==== Provided data

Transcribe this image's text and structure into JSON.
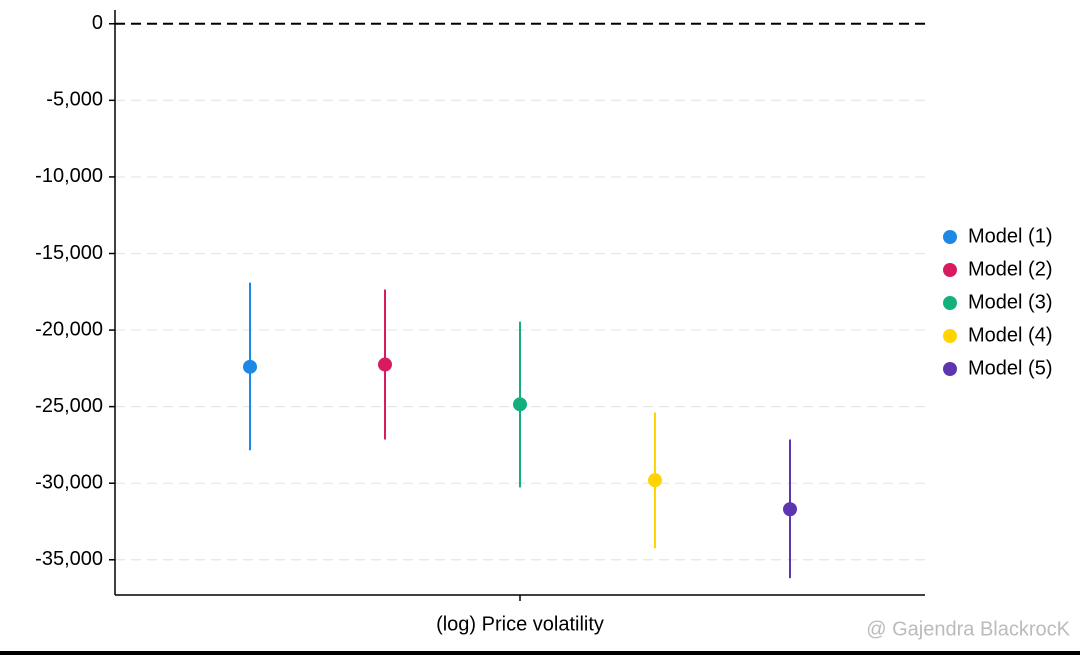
{
  "chart_data": {
    "type": "errorbar",
    "categories": [
      "(log) Price volatility"
    ],
    "ylim": [
      -37300,
      900
    ],
    "yticks": [
      0,
      {
        "value": -5000,
        "label": "-5,000"
      },
      {
        "value": -10000,
        "label": "-10,000"
      },
      {
        "value": -15000,
        "label": "-15,000"
      },
      {
        "value": -20000,
        "label": "-20,000"
      },
      {
        "value": -25000,
        "label": "-25,000"
      },
      {
        "value": -30000,
        "label": "-30,000"
      },
      {
        "value": -35000,
        "label": "-35,000"
      }
    ],
    "grid": true,
    "legend": "right",
    "series": [
      {
        "name": "Model (1)",
        "color": "#1e88e5",
        "values": [
          -22400
        ],
        "lower": [
          -27850
        ],
        "upper": [
          -16900
        ]
      },
      {
        "name": "Model (2)",
        "color": "#d81b60",
        "values": [
          -22250
        ],
        "lower": [
          -27150
        ],
        "upper": [
          -17350
        ]
      },
      {
        "name": "Model (3)",
        "color": "#13b07e",
        "values": [
          -24850
        ],
        "lower": [
          -30270
        ],
        "upper": [
          -19450
        ]
      },
      {
        "name": "Model (4)",
        "color": "#ffd400",
        "values": [
          -29800
        ],
        "lower": [
          -34250
        ],
        "upper": [
          -25380
        ]
      },
      {
        "name": "Model (5)",
        "color": "#5e35b1",
        "values": [
          -31700
        ],
        "lower": [
          -36200
        ],
        "upper": [
          -27150
        ]
      }
    ],
    "watermark": "@ Gajendra BlackrocK"
  }
}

========

◆ Exercise objective
Wherever the string "Model" appears in the entries above, list that line.

◆ Reply
        "name": "Model (1)",
        "name": "Model (2)",
        "name": "Model (3)",
        "name": "Model (4)",
        "name": "Model (5)",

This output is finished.